> What the exercise asks:
Retype all the entries word for word, but omit the pictures.

> Data section:

-- BEGIN --

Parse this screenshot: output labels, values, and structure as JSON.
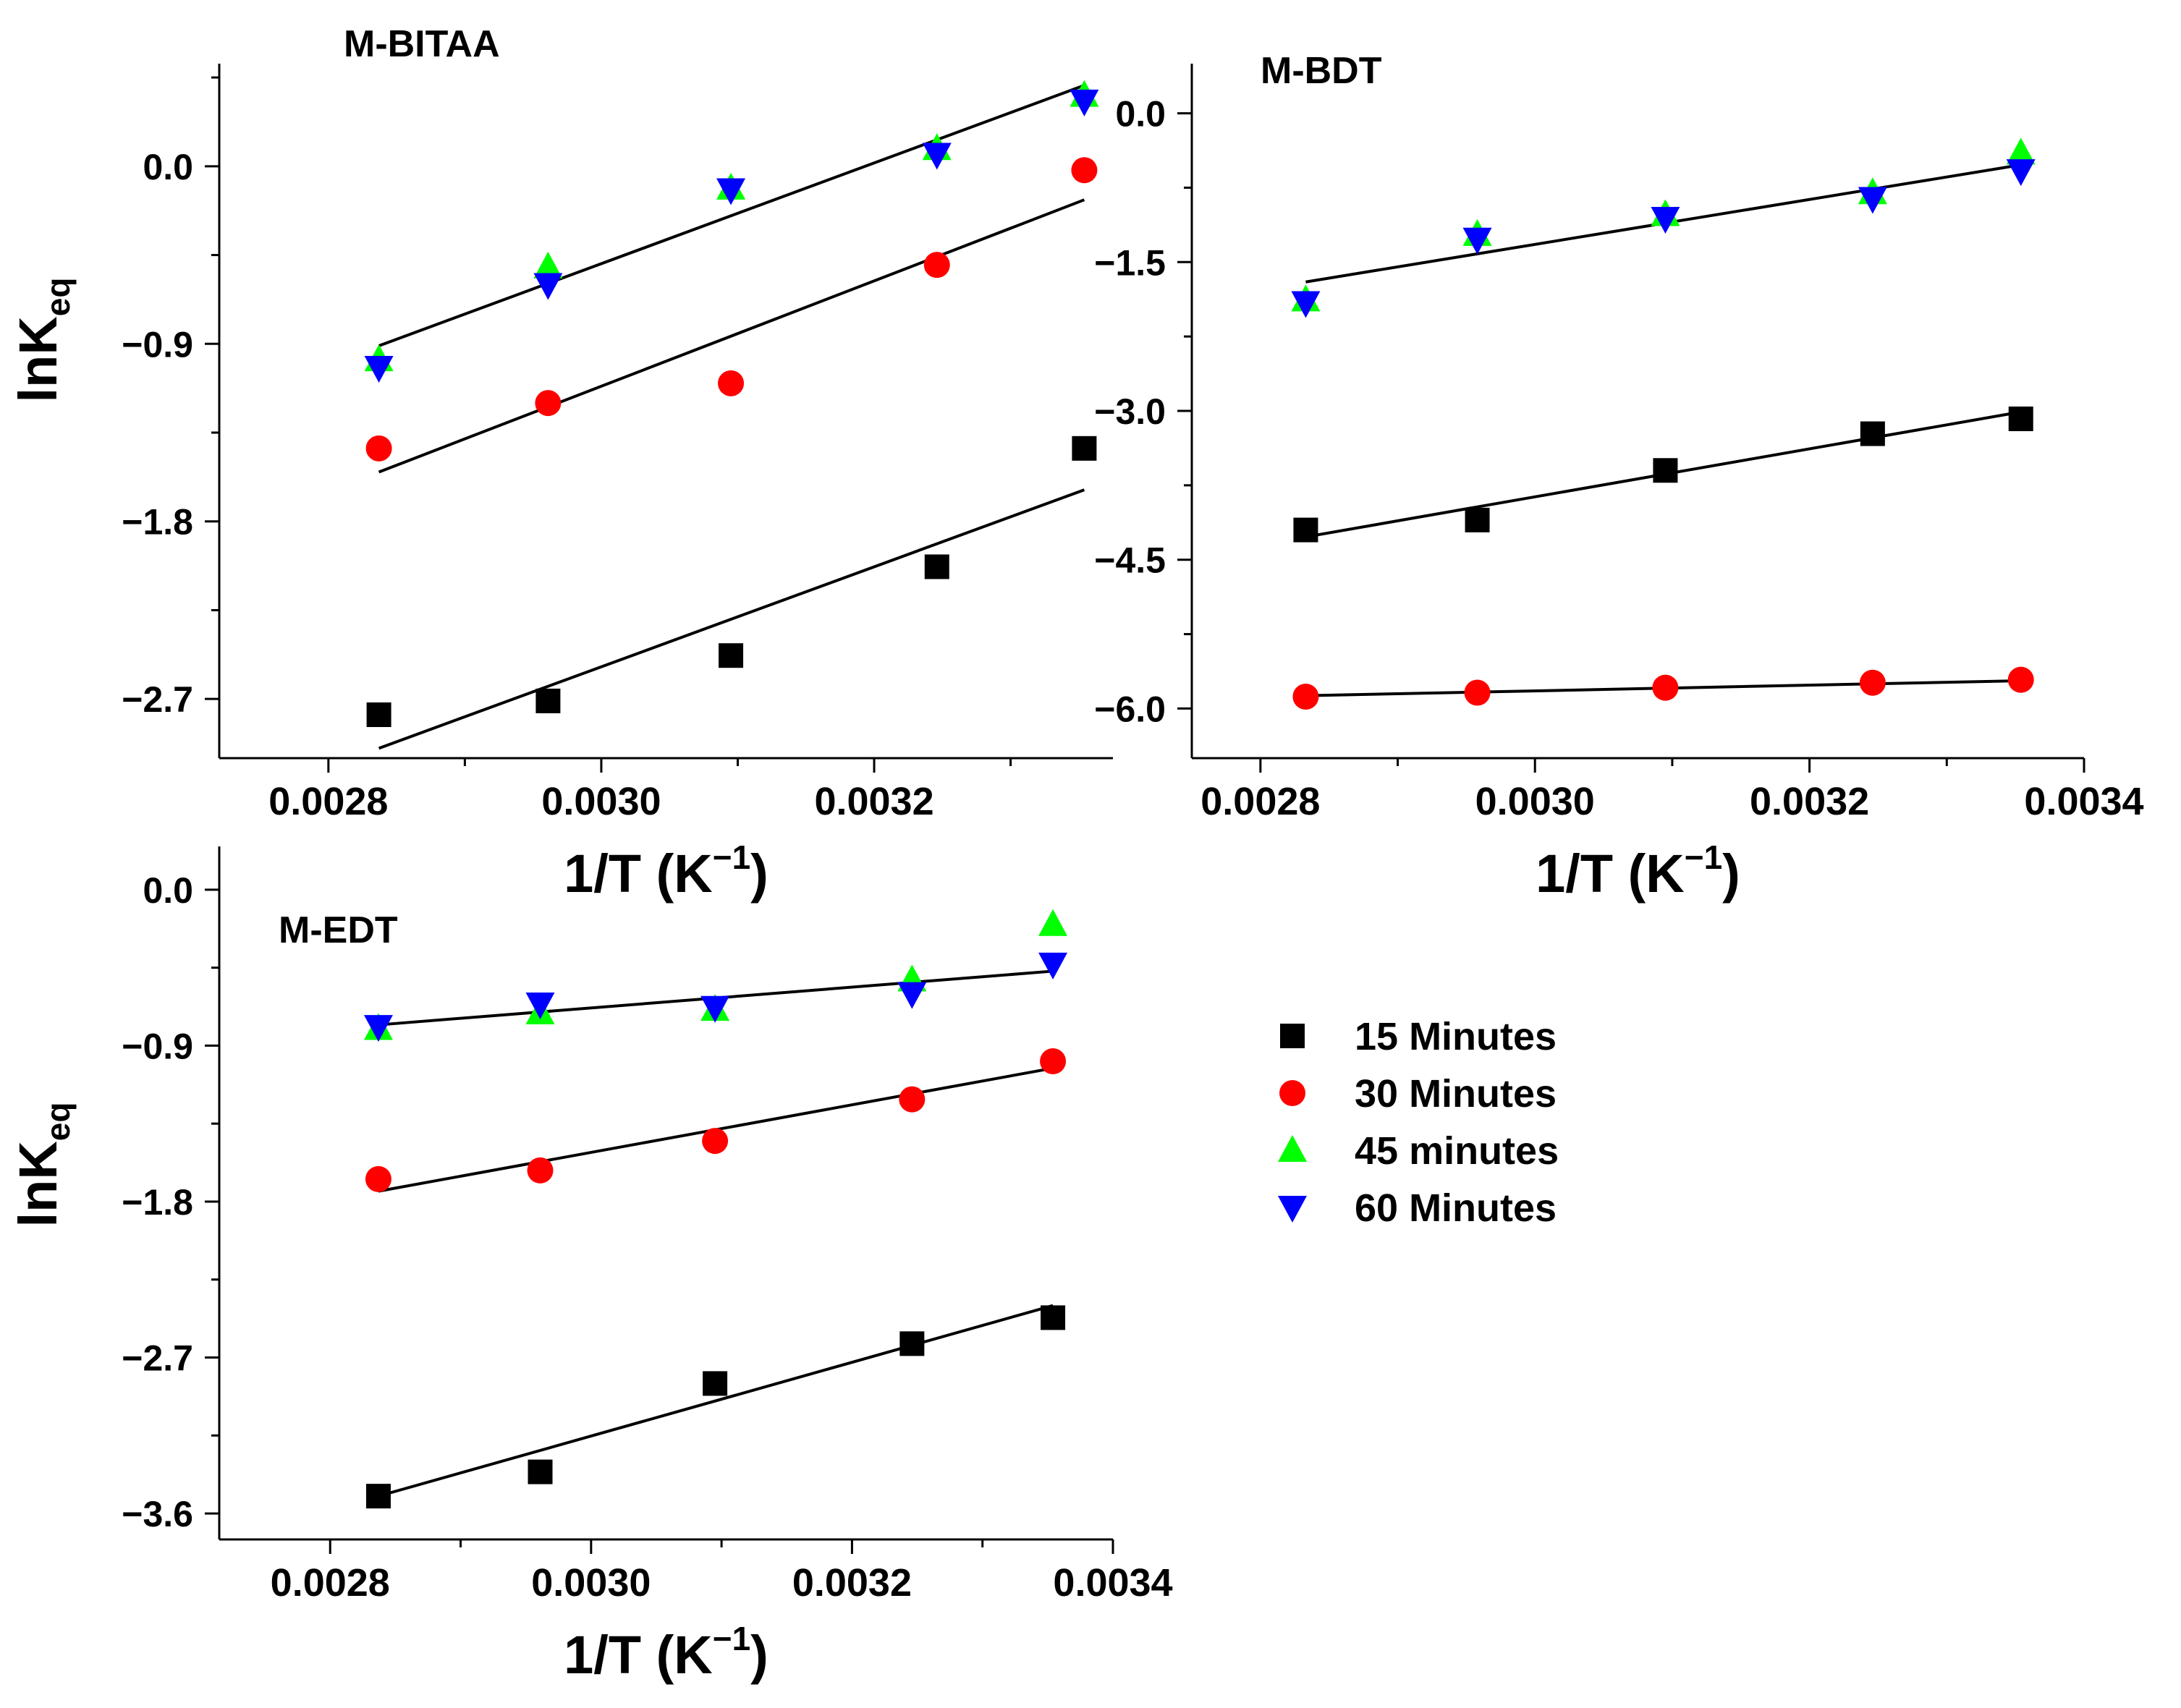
{
  "chart_data": [
    {
      "type": "scatter",
      "title": "M-BITAA",
      "xlabel": "1/T (K",
      "xlabel_sup": "−1",
      "xlabel_close": ")",
      "ylabel": "lnK",
      "ylabel_sub": "eq",
      "xlim": [
        0.00272,
        0.003375
      ],
      "ylim": [
        -3.0,
        0.52
      ],
      "xticks": [
        0.0028,
        0.003,
        0.0032
      ],
      "xtick_labels": [
        "0.0028",
        "0.0030",
        "0.0032"
      ],
      "yticks": [
        -2.7,
        -1.8,
        -0.9,
        0.0
      ],
      "ytick_labels": [
        "−2.7",
        "−1.8",
        "−0.9",
        "0.0"
      ],
      "x": [
        0.002837,
        0.002961,
        0.003095,
        0.003246,
        0.003354
      ],
      "series": [
        {
          "name": "15 Minutes",
          "marker": "square",
          "color": "#000000",
          "values": [
            -2.78,
            -2.71,
            -2.48,
            -2.03,
            -1.43
          ],
          "fit": [
            [
              0.002837,
              -2.95
            ],
            [
              0.003354,
              -1.64
            ]
          ]
        },
        {
          "name": "30 Minutes",
          "marker": "circle",
          "color": "#ff0000",
          "values": [
            -1.43,
            -1.2,
            -1.1,
            -0.5,
            -0.02
          ],
          "fit": [
            [
              0.002837,
              -1.55
            ],
            [
              0.003354,
              -0.17
            ]
          ]
        },
        {
          "name": "45 minutes",
          "marker": "triangle-up",
          "color": "#00ff00",
          "values": [
            -0.98,
            -0.51,
            -0.11,
            0.09,
            0.36
          ],
          "fit": [
            [
              0.002837,
              -0.91
            ],
            [
              0.003354,
              0.41
            ]
          ]
        },
        {
          "name": "60 Minutes",
          "marker": "triangle-down",
          "color": "#0000ff",
          "values": [
            -1.02,
            -0.6,
            -0.12,
            0.06,
            0.33
          ],
          "fit": null
        }
      ]
    },
    {
      "type": "scatter",
      "title": "M-BDT",
      "xlabel": "1/T (K",
      "xlabel_sup": "−1",
      "xlabel_close": ")",
      "ylabel": "",
      "xlim": [
        0.00275,
        0.0034
      ],
      "ylim": [
        -6.5,
        0.5
      ],
      "xticks": [
        0.0028,
        0.003,
        0.0032,
        0.0034
      ],
      "xtick_labels": [
        "0.0028",
        "0.0030",
        "0.0032",
        "0.0034"
      ],
      "yticks": [
        -6.0,
        -4.5,
        -3.0,
        -1.5,
        0.0
      ],
      "ytick_labels": [
        "−6.0",
        "−4.5",
        "−3.0",
        "−1.5",
        "0.0"
      ],
      "x": [
        0.002833,
        0.002958,
        0.003095,
        0.003246,
        0.003354
      ],
      "series": [
        {
          "name": "15 Minutes",
          "marker": "square",
          "color": "#000000",
          "values": [
            -4.2,
            -4.1,
            -3.6,
            -3.23,
            -3.08
          ],
          "fit": [
            [
              0.002833,
              -4.27
            ],
            [
              0.003354,
              -3.01
            ]
          ]
        },
        {
          "name": "30 Minutes",
          "marker": "circle",
          "color": "#ff0000",
          "values": [
            -5.88,
            -5.84,
            -5.79,
            -5.74,
            -5.71
          ],
          "fit": [
            [
              0.002833,
              -5.87
            ],
            [
              0.003354,
              -5.72
            ]
          ]
        },
        {
          "name": "45 minutes",
          "marker": "triangle-up",
          "color": "#00ff00",
          "values": [
            -1.88,
            -1.22,
            -1.02,
            -0.8,
            -0.4
          ],
          "fit": [
            [
              0.002833,
              -1.7
            ],
            [
              0.003354,
              -0.52
            ]
          ]
        },
        {
          "name": "60 Minutes",
          "marker": "triangle-down",
          "color": "#0000ff",
          "values": [
            -1.91,
            -1.27,
            -1.06,
            -0.86,
            -0.58
          ],
          "fit": null
        }
      ]
    },
    {
      "type": "scatter",
      "title": "M-EDT",
      "xlabel": "1/T (K",
      "xlabel_sup": "−1",
      "xlabel_close": ")",
      "ylabel": "lnK",
      "ylabel_sub": "eq",
      "xlim": [
        0.002715,
        0.0034
      ],
      "ylim": [
        -3.75,
        0.25
      ],
      "xticks": [
        0.0028,
        0.003,
        0.0032,
        0.0034
      ],
      "xtick_labels": [
        "0.0028",
        "0.0030",
        "0.0032",
        "0.0034"
      ],
      "yticks": [
        -3.6,
        -2.7,
        -1.8,
        -0.9,
        0.0
      ],
      "ytick_labels": [
        "−3.6",
        "−2.7",
        "−1.8",
        "−0.9",
        "0.0"
      ],
      "x": [
        0.002837,
        0.002961,
        0.003095,
        0.003246,
        0.003354
      ],
      "series": [
        {
          "name": "15 Minutes",
          "marker": "square",
          "color": "#000000",
          "values": [
            -3.5,
            -3.36,
            -2.85,
            -2.62,
            -2.47
          ],
          "fit": [
            [
              0.002837,
              -3.5
            ],
            [
              0.003354,
              -2.4
            ]
          ]
        },
        {
          "name": "30 Minutes",
          "marker": "circle",
          "color": "#ff0000",
          "values": [
            -1.67,
            -1.62,
            -1.45,
            -1.21,
            -0.99
          ],
          "fit": [
            [
              0.002837,
              -1.74
            ],
            [
              0.003354,
              -1.03
            ]
          ]
        },
        {
          "name": "45 minutes",
          "marker": "triangle-up",
          "color": "#00ff00",
          "values": [
            -0.8,
            -0.71,
            -0.69,
            -0.52,
            -0.2
          ],
          "fit": [
            [
              0.002837,
              -0.78
            ],
            [
              0.003354,
              -0.47
            ]
          ]
        },
        {
          "name": "60 Minutes",
          "marker": "triangle-down",
          "color": "#0000ff",
          "values": [
            -0.79,
            -0.66,
            -0.68,
            -0.6,
            -0.43
          ],
          "fit": null
        }
      ]
    }
  ],
  "legend": {
    "placement": "right of bottom panel",
    "items": [
      {
        "label": "15 Minutes",
        "marker": "square",
        "color": "#000000"
      },
      {
        "label": "30 Minutes",
        "marker": "circle",
        "color": "#ff0000"
      },
      {
        "label": "45 minutes",
        "marker": "triangle-up",
        "color": "#00ff00"
      },
      {
        "label": "60 Minutes",
        "marker": "triangle-down",
        "color": "#0000ff"
      }
    ]
  }
}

-- END --

> Completed exercise:
Parse this screenshot: output labels, values, and structure as JSON.
{
  "chart_data": [
    {
      "type": "scatter",
      "title": "M-BITAA",
      "xlabel": "1/T (K",
      "xlabel_sup": "−1",
      "xlabel_close": ")",
      "ylabel": "lnK",
      "ylabel_sub": "eq",
      "xlim": [
        0.00272,
        0.003375
      ],
      "ylim": [
        -3.0,
        0.52
      ],
      "xticks": [
        0.0028,
        0.003,
        0.0032
      ],
      "xtick_labels": [
        "0.0028",
        "0.0030",
        "0.0032"
      ],
      "yticks": [
        -2.7,
        -1.8,
        -0.9,
        0.0
      ],
      "ytick_labels": [
        "−2.7",
        "−1.8",
        "−0.9",
        "0.0"
      ],
      "x": [
        0.002837,
        0.002961,
        0.003095,
        0.003246,
        0.003354
      ],
      "series": [
        {
          "name": "15 Minutes",
          "marker": "square",
          "color": "#000000",
          "values": [
            -2.78,
            -2.71,
            -2.48,
            -2.03,
            -1.43
          ],
          "fit": [
            [
              0.002837,
              -2.95
            ],
            [
              0.003354,
              -1.64
            ]
          ]
        },
        {
          "name": "30 Minutes",
          "marker": "circle",
          "color": "#ff0000",
          "values": [
            -1.43,
            -1.2,
            -1.1,
            -0.5,
            -0.02
          ],
          "fit": [
            [
              0.002837,
              -1.55
            ],
            [
              0.003354,
              -0.17
            ]
          ]
        },
        {
          "name": "45 minutes",
          "marker": "triangle-up",
          "color": "#00ff00",
          "values": [
            -0.98,
            -0.51,
            -0.11,
            0.09,
            0.36
          ],
          "fit": [
            [
              0.002837,
              -0.91
            ],
            [
              0.003354,
              0.41
            ]
          ]
        },
        {
          "name": "60 Minutes",
          "marker": "triangle-down",
          "color": "#0000ff",
          "values": [
            -1.02,
            -0.6,
            -0.12,
            0.06,
            0.33
          ],
          "fit": null
        }
      ]
    },
    {
      "type": "scatter",
      "title": "M-BDT",
      "xlabel": "1/T (K",
      "xlabel_sup": "−1",
      "xlabel_close": ")",
      "ylabel": "",
      "xlim": [
        0.00275,
        0.0034
      ],
      "ylim": [
        -6.5,
        0.5
      ],
      "xticks": [
        0.0028,
        0.003,
        0.0032,
        0.0034
      ],
      "xtick_labels": [
        "0.0028",
        "0.0030",
        "0.0032",
        "0.0034"
      ],
      "yticks": [
        -6.0,
        -4.5,
        -3.0,
        -1.5,
        0.0
      ],
      "ytick_labels": [
        "−6.0",
        "−4.5",
        "−3.0",
        "−1.5",
        "0.0"
      ],
      "x": [
        0.002833,
        0.002958,
        0.003095,
        0.003246,
        0.003354
      ],
      "series": [
        {
          "name": "15 Minutes",
          "marker": "square",
          "color": "#000000",
          "values": [
            -4.2,
            -4.1,
            -3.6,
            -3.23,
            -3.08
          ],
          "fit": [
            [
              0.002833,
              -4.27
            ],
            [
              0.003354,
              -3.01
            ]
          ]
        },
        {
          "name": "30 Minutes",
          "marker": "circle",
          "color": "#ff0000",
          "values": [
            -5.88,
            -5.84,
            -5.79,
            -5.74,
            -5.71
          ],
          "fit": [
            [
              0.002833,
              -5.87
            ],
            [
              0.003354,
              -5.72
            ]
          ]
        },
        {
          "name": "45 minutes",
          "marker": "triangle-up",
          "color": "#00ff00",
          "values": [
            -1.88,
            -1.22,
            -1.02,
            -0.8,
            -0.4
          ],
          "fit": [
            [
              0.002833,
              -1.7
            ],
            [
              0.003354,
              -0.52
            ]
          ]
        },
        {
          "name": "60 Minutes",
          "marker": "triangle-down",
          "color": "#0000ff",
          "values": [
            -1.91,
            -1.27,
            -1.06,
            -0.86,
            -0.58
          ],
          "fit": null
        }
      ]
    },
    {
      "type": "scatter",
      "title": "M-EDT",
      "xlabel": "1/T (K",
      "xlabel_sup": "−1",
      "xlabel_close": ")",
      "ylabel": "lnK",
      "ylabel_sub": "eq",
      "xlim": [
        0.002715,
        0.0034
      ],
      "ylim": [
        -3.75,
        0.25
      ],
      "xticks": [
        0.0028,
        0.003,
        0.0032,
        0.0034
      ],
      "xtick_labels": [
        "0.0028",
        "0.0030",
        "0.0032",
        "0.0034"
      ],
      "yticks": [
        -3.6,
        -2.7,
        -1.8,
        -0.9,
        0.0
      ],
      "ytick_labels": [
        "−3.6",
        "−2.7",
        "−1.8",
        "−0.9",
        "0.0"
      ],
      "x": [
        0.002837,
        0.002961,
        0.003095,
        0.003246,
        0.003354
      ],
      "series": [
        {
          "name": "15 Minutes",
          "marker": "square",
          "color": "#000000",
          "values": [
            -3.5,
            -3.36,
            -2.85,
            -2.62,
            -2.47
          ],
          "fit": [
            [
              0.002837,
              -3.5
            ],
            [
              0.003354,
              -2.4
            ]
          ]
        },
        {
          "name": "30 Minutes",
          "marker": "circle",
          "color": "#ff0000",
          "values": [
            -1.67,
            -1.62,
            -1.45,
            -1.21,
            -0.99
          ],
          "fit": [
            [
              0.002837,
              -1.74
            ],
            [
              0.003354,
              -1.03
            ]
          ]
        },
        {
          "name": "45 minutes",
          "marker": "triangle-up",
          "color": "#00ff00",
          "values": [
            -0.8,
            -0.71,
            -0.69,
            -0.52,
            -0.2
          ],
          "fit": [
            [
              0.002837,
              -0.78
            ],
            [
              0.003354,
              -0.47
            ]
          ]
        },
        {
          "name": "60 Minutes",
          "marker": "triangle-down",
          "color": "#0000ff",
          "values": [
            -0.79,
            -0.66,
            -0.68,
            -0.6,
            -0.43
          ],
          "fit": null
        }
      ]
    }
  ],
  "legend": {
    "placement": "right of bottom panel",
    "items": [
      {
        "label": "15 Minutes",
        "marker": "square",
        "color": "#000000"
      },
      {
        "label": "30 Minutes",
        "marker": "circle",
        "color": "#ff0000"
      },
      {
        "label": "45 minutes",
        "marker": "triangle-up",
        "color": "#00ff00"
      },
      {
        "label": "60 Minutes",
        "marker": "triangle-down",
        "color": "#0000ff"
      }
    ]
  }
}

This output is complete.